STATED TASK: Locate each line containing the string "CSBT" and copy it out.

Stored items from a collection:
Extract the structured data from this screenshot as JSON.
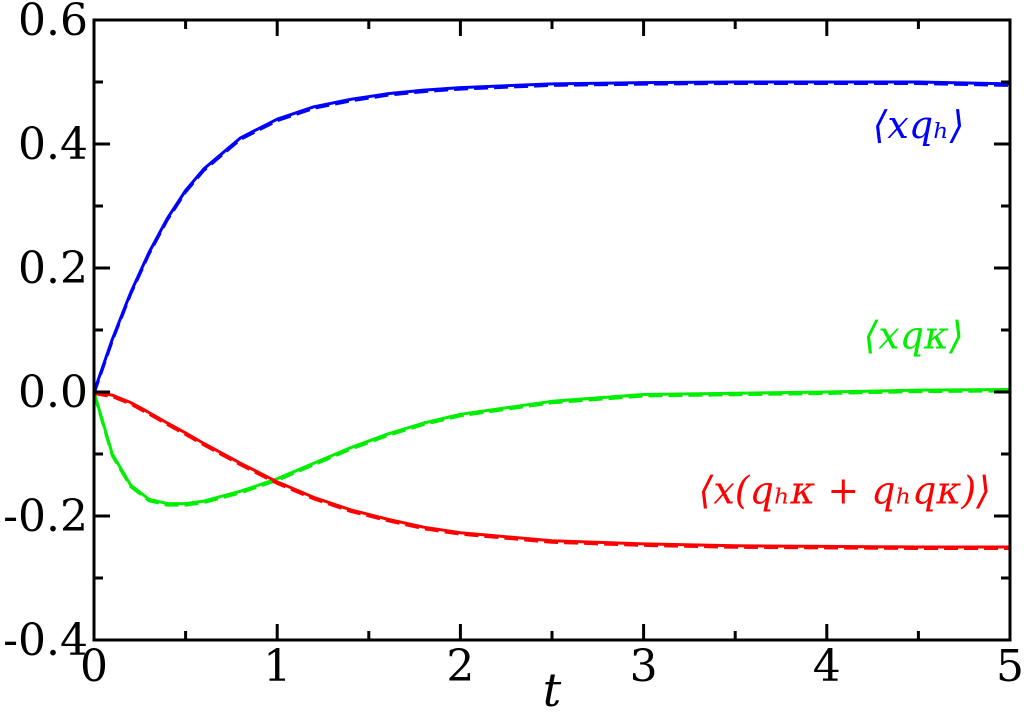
{
  "chart_data": {
    "type": "line",
    "xlabel": "t",
    "ylabel": "",
    "xlim": [
      0,
      5
    ],
    "ylim": [
      -0.4,
      0.6
    ],
    "xticks": [
      0,
      1,
      2,
      3,
      4,
      5
    ],
    "xtick_labels": [
      "0",
      "1",
      "2",
      "3",
      "4",
      "5"
    ],
    "yticks": [
      -0.4,
      -0.2,
      0.0,
      0.2,
      0.4,
      0.6
    ],
    "ytick_labels": [
      "-0.4",
      "-0.2",
      "0.0",
      "0.2",
      "0.4",
      "0.6"
    ],
    "grid": false,
    "series": [
      {
        "name": "⟨xqₕ⟩",
        "color": "#0000ff",
        "x": [
          0,
          0.1,
          0.2,
          0.3,
          0.4,
          0.5,
          0.6,
          0.8,
          1.0,
          1.2,
          1.4,
          1.6,
          1.8,
          2.0,
          2.5,
          3.0,
          3.5,
          4.0,
          4.5,
          5.0
        ],
        "y": [
          0,
          0.085,
          0.16,
          0.225,
          0.28,
          0.325,
          0.36,
          0.41,
          0.44,
          0.46,
          0.472,
          0.481,
          0.487,
          0.491,
          0.497,
          0.499,
          0.5,
          0.5,
          0.5,
          0.497
        ]
      },
      {
        "name": "⟨xqκ⟩",
        "color": "#00ee00",
        "x": [
          0,
          0.1,
          0.2,
          0.3,
          0.4,
          0.5,
          0.6,
          0.8,
          1.0,
          1.2,
          1.4,
          1.6,
          1.8,
          2.0,
          2.5,
          3.0,
          3.5,
          4.0,
          4.5,
          5.0
        ],
        "y": [
          0,
          -0.1,
          -0.15,
          -0.173,
          -0.18,
          -0.18,
          -0.176,
          -0.16,
          -0.14,
          -0.115,
          -0.09,
          -0.068,
          -0.05,
          -0.036,
          -0.015,
          -0.004,
          -0.002,
          0.0,
          0.003,
          0.004
        ]
      },
      {
        "name": "⟨x(qₕκ + qₕqκ)⟩",
        "color": "#ff0000",
        "x": [
          0,
          0.1,
          0.2,
          0.3,
          0.4,
          0.5,
          0.6,
          0.8,
          1.0,
          1.2,
          1.4,
          1.6,
          1.8,
          2.0,
          2.5,
          3.0,
          3.5,
          4.0,
          4.5,
          5.0
        ],
        "y": [
          0,
          -0.005,
          -0.017,
          -0.033,
          -0.05,
          -0.066,
          -0.083,
          -0.115,
          -0.145,
          -0.17,
          -0.19,
          -0.205,
          -0.218,
          -0.227,
          -0.24,
          -0.245,
          -0.248,
          -0.249,
          -0.25,
          -0.25
        ]
      }
    ],
    "annotations": [
      {
        "text": "⟨xqₕ⟩",
        "x": 4.25,
        "y": 0.41,
        "color": "#0000ff"
      },
      {
        "text": "⟨xqκ⟩",
        "x": 4.2,
        "y": 0.07,
        "color": "#00ee00"
      },
      {
        "text": "⟨x(qₕκ + qₕqκ)⟩",
        "x": 3.3,
        "y": -0.18,
        "color": "#ff0000"
      }
    ]
  }
}
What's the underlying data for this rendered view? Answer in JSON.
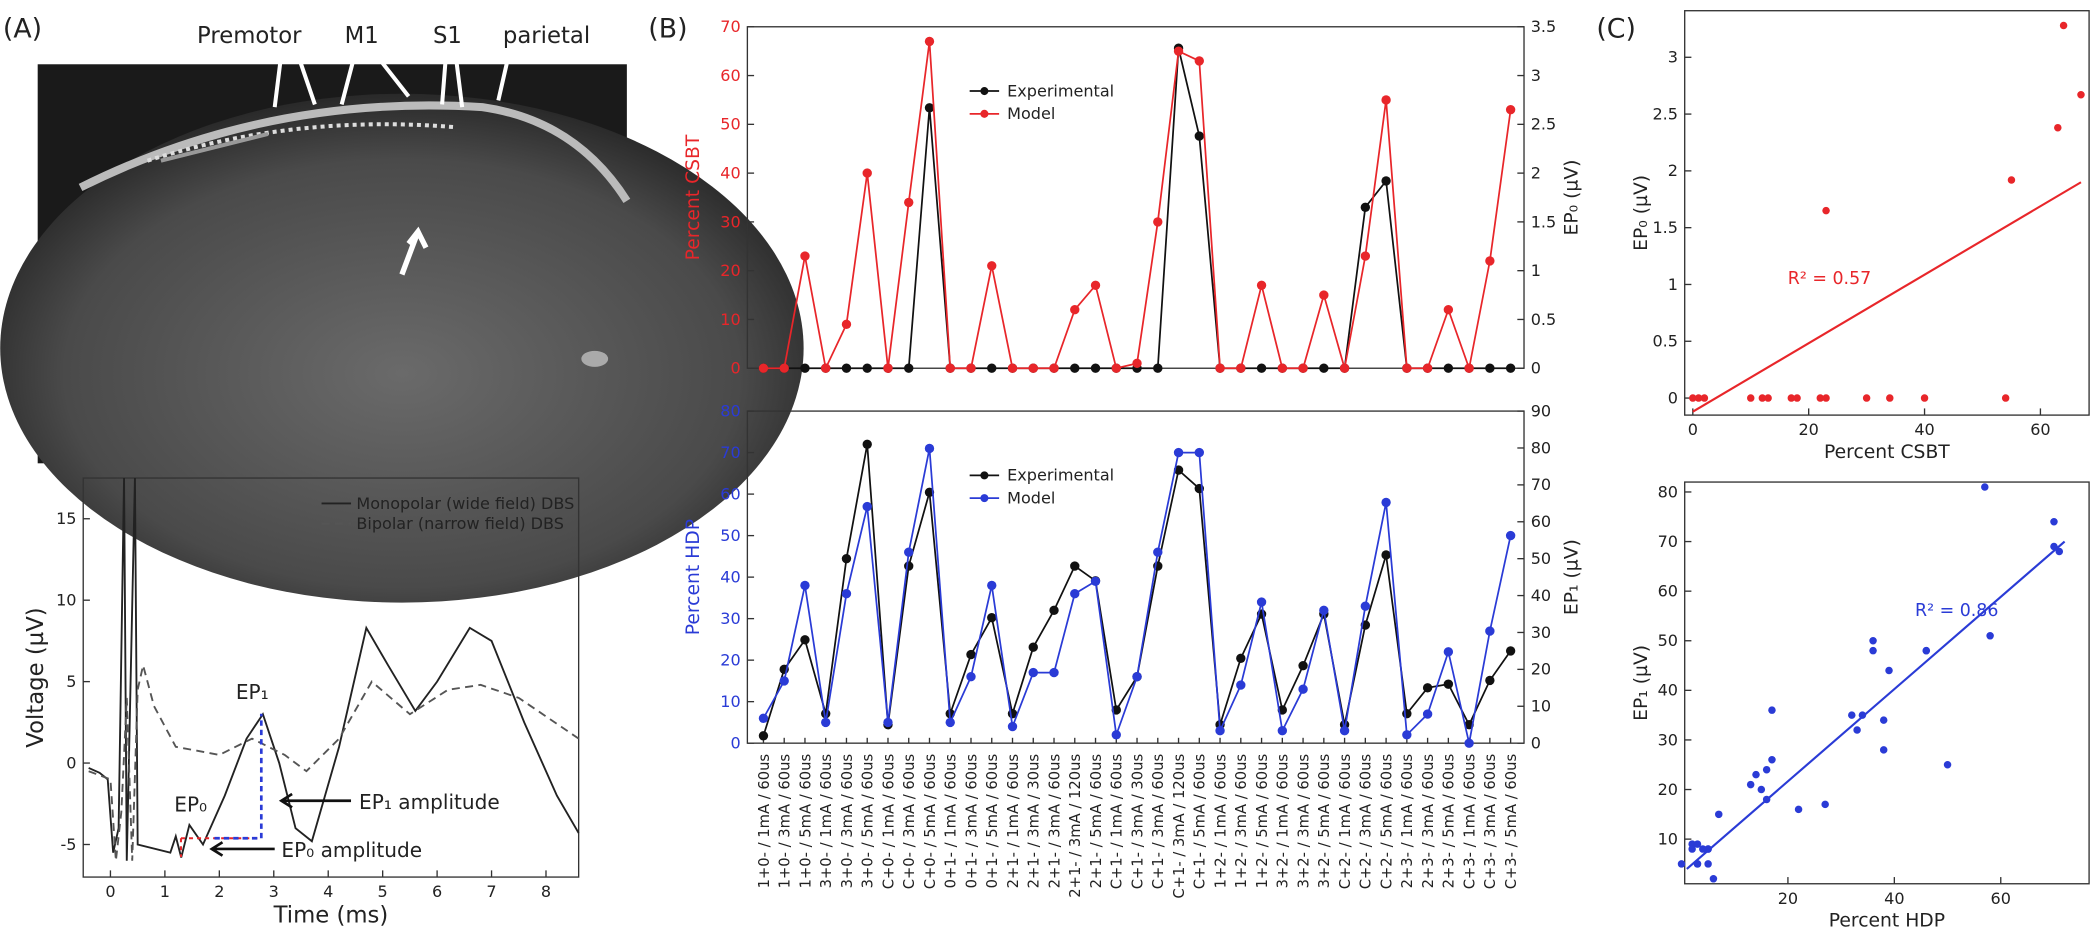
{
  "figure": {
    "panel_labels": [
      "(A)",
      "(B)",
      "(C)"
    ],
    "mri_labels": [
      "Premotor",
      "M1",
      "S1",
      "parietal"
    ]
  },
  "chart_data": [
    {
      "type": "line",
      "xlabel": "Time (ms)",
      "ylabel": "Voltage (µV)",
      "xlim": [
        -0.5,
        8.6
      ],
      "ylim": [
        -7,
        17.5
      ],
      "xticks": [
        0,
        1,
        2,
        3,
        4,
        5,
        6,
        7,
        8
      ],
      "yticks": [
        -5,
        0,
        5,
        10,
        15
      ],
      "annotations": [
        "EP₀",
        "EP₁",
        "EP₁ amplitude",
        "EP₀ amplitude"
      ],
      "series": [
        {
          "name": "Monopolar (wide field) DBS",
          "color": "#222222",
          "style": "solid",
          "x": [
            -0.4,
            -0.2,
            -0.05,
            0.05,
            0.15,
            0.25,
            0.3,
            0.45,
            0.5,
            1.1,
            1.2,
            1.3,
            1.45,
            1.7,
            2.1,
            2.5,
            2.8,
            3.1,
            3.4,
            3.7,
            4.2,
            4.7,
            5.1,
            5.6,
            6.0,
            6.6,
            7.0,
            7.6,
            8.2,
            8.6
          ],
          "values": [
            -0.3,
            -0.6,
            -1,
            -5.5,
            -4,
            17.5,
            -6,
            17.5,
            -5,
            -5.5,
            -4.5,
            -5.8,
            -3.8,
            -5,
            -2,
            1.5,
            3,
            0,
            -4,
            -4.8,
            1,
            8.3,
            6,
            3.2,
            5,
            8.3,
            7.5,
            2.5,
            -2,
            -4.3
          ]
        },
        {
          "name": "Bipolar (narrow field) DBS",
          "color": "#555555",
          "style": "dashed",
          "x": [
            -0.4,
            0,
            0.1,
            0.2,
            0.3,
            0.4,
            0.5,
            0.6,
            0.8,
            1.2,
            2.0,
            2.6,
            3.2,
            3.6,
            4.2,
            4.8,
            5.5,
            6.2,
            6.8,
            7.5,
            8.6
          ],
          "values": [
            -0.5,
            -1,
            -6,
            -3,
            4,
            -6,
            4.5,
            6,
            3.5,
            1,
            0.5,
            1.5,
            0.5,
            -0.5,
            1.5,
            5,
            3,
            4.5,
            4.8,
            4,
            1.5
          ]
        }
      ]
    },
    {
      "type": "line",
      "ylabel": "Percent CSBT",
      "y2label": "EP₀ (µV)",
      "ylim": [
        0,
        70
      ],
      "yticks": [
        0,
        10,
        20,
        30,
        40,
        50,
        60,
        70
      ],
      "y2lim": [
        0,
        3.5
      ],
      "y2ticks": [
        0,
        0.5,
        1,
        1.5,
        2,
        2.5,
        3,
        3.5
      ],
      "series": [
        {
          "name": "Experimental",
          "color": "#111111",
          "axis": "y2",
          "values": [
            0,
            0,
            0,
            0,
            0,
            0,
            0,
            0,
            2.67,
            0,
            0,
            0,
            0,
            0,
            0,
            0,
            0,
            0,
            0,
            0,
            3.28,
            2.38,
            0,
            0,
            0,
            0,
            0,
            0,
            0,
            1.65,
            1.92,
            0,
            0,
            0,
            0,
            0,
            0
          ]
        },
        {
          "name": "Model",
          "color": "#e8262a",
          "values": [
            0,
            0,
            23,
            0,
            9,
            40,
            0,
            34,
            67,
            0,
            0,
            21,
            0,
            0,
            0,
            12,
            17,
            0,
            1,
            30,
            65,
            63,
            0,
            0,
            17,
            0,
            0,
            15,
            0,
            23,
            55,
            0,
            0,
            12,
            0,
            22,
            53
          ]
        }
      ]
    },
    {
      "type": "line",
      "ylabel": "Percent HDP",
      "y2label": "EP₁ (µV)",
      "ylim": [
        0,
        80
      ],
      "yticks": [
        0,
        10,
        20,
        30,
        40,
        50,
        60,
        70,
        80
      ],
      "y2lim": [
        0,
        90
      ],
      "y2ticks": [
        0,
        10,
        20,
        30,
        40,
        50,
        60,
        70,
        80,
        90
      ],
      "categories": [
        "1+0- / 1mA / 60us",
        "1+0- / 3mA / 60us",
        "1+0- / 5mA / 60us",
        "3+0- / 1mA / 60us",
        "3+0- / 3mA / 60us",
        "3+0- / 5mA / 60us",
        "C+0- / 1mA / 60us",
        "C+0- / 3mA / 60us",
        "C+0- / 5mA / 60us",
        "0+1- / 1mA / 60us",
        "0+1- / 3mA / 60us",
        "0+1- / 5mA / 60us",
        "2+1- / 1mA / 60us",
        "2+1- / 3mA / 30us",
        "2+1- / 3mA / 60us",
        "2+1- / 3mA / 120us",
        "2+1- / 5mA / 60us",
        "C+1- / 1mA / 60us",
        "C+1- / 3mA / 30us",
        "C+1- / 3mA / 60us",
        "C+1- / 3mA / 120us",
        "C+1- / 5mA / 60us",
        "1+2- / 1mA / 60us",
        "1+2- / 3mA / 60us",
        "1+2- / 5mA / 60us",
        "3+2- / 1mA / 60us",
        "3+2- / 3mA / 60us",
        "3+2- / 5mA / 60us",
        "C+2- / 1mA / 60us",
        "C+2- / 3mA / 60us",
        "C+2- / 5mA / 60us",
        "2+3- / 1mA / 60us",
        "2+3- / 3mA / 60us",
        "2+3- / 5mA / 60us",
        "C+3- / 1mA / 60us",
        "C+3- / 3mA / 60us",
        "C+3- / 5mA / 60us"
      ],
      "series": [
        {
          "name": "Experimental",
          "color": "#111111",
          "axis": "y2",
          "values": [
            2,
            20,
            28,
            8,
            50,
            81,
            5,
            48,
            68,
            8,
            24,
            34,
            8,
            26,
            36,
            48,
            44,
            9,
            18,
            48,
            74,
            69,
            5,
            23,
            35,
            9,
            21,
            35,
            5,
            32,
            51,
            8,
            15,
            16,
            5,
            17,
            25
          ]
        },
        {
          "name": "Model",
          "color": "#2a3bd6",
          "values": [
            6,
            15,
            38,
            5,
            36,
            57,
            5,
            46,
            71,
            5,
            16,
            38,
            4,
            17,
            17,
            36,
            39,
            2,
            16,
            46,
            70,
            70,
            3,
            14,
            34,
            3,
            13,
            32,
            3,
            33,
            58,
            2,
            7,
            22,
            0,
            27,
            50
          ]
        }
      ]
    },
    {
      "type": "scatter",
      "color": "#e8262a",
      "xlabel": "Percent CSBT",
      "ylabel": "EP₀ (µV)",
      "annotation": "R² = 0.57",
      "xlim": [
        -1.4,
        68.4
      ],
      "ylim": [
        -0.15,
        3.41
      ],
      "xticks": [
        0,
        20,
        40,
        60
      ],
      "yticks": [
        0,
        0.5,
        1,
        1.5,
        2,
        2.5,
        3
      ],
      "x": [
        0,
        1,
        2,
        10,
        12,
        13,
        17,
        18,
        22,
        23,
        30,
        34,
        40,
        54,
        23,
        55,
        63,
        64,
        67
      ],
      "values": [
        0,
        0,
        0,
        0,
        0,
        0,
        0,
        0,
        0,
        0,
        0,
        0,
        0,
        0,
        1.65,
        1.92,
        2.38,
        3.28,
        2.67
      ],
      "fit": {
        "x": [
          0,
          67
        ],
        "y": [
          -0.12,
          1.9
        ]
      }
    },
    {
      "type": "scatter",
      "color": "#2a3bd6",
      "xlabel": "Percent HDP",
      "ylabel": "EP₁ (µV)",
      "annotation": "R² = 0.86",
      "xlim": [
        0.6,
        76.6
      ],
      "ylim": [
        1,
        82
      ],
      "xticks": [
        20,
        40,
        60
      ],
      "yticks": [
        10,
        20,
        30,
        40,
        50,
        60,
        70,
        80
      ],
      "x": [
        6,
        15,
        38,
        5,
        36,
        57,
        5,
        46,
        71,
        5,
        16,
        38,
        4,
        17,
        17,
        36,
        39,
        2,
        16,
        46,
        70,
        70,
        3,
        14,
        34,
        3,
        13,
        32,
        3,
        33,
        58,
        2,
        7,
        22,
        0,
        27,
        50
      ],
      "values": [
        2,
        20,
        28,
        8,
        50,
        81,
        5,
        48,
        68,
        8,
        24,
        34,
        8,
        26,
        36,
        48,
        44,
        9,
        18,
        48,
        74,
        69,
        5,
        23,
        35,
        9,
        21,
        35,
        5,
        32,
        51,
        8,
        15,
        16,
        5,
        17,
        25
      ],
      "fit": {
        "x": [
          1,
          72
        ],
        "y": [
          4,
          70
        ]
      }
    }
  ]
}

RESULT OF THE TASK:
      "ylabel": "Percent CSBT",
      "xlabel": "Percent CSBT",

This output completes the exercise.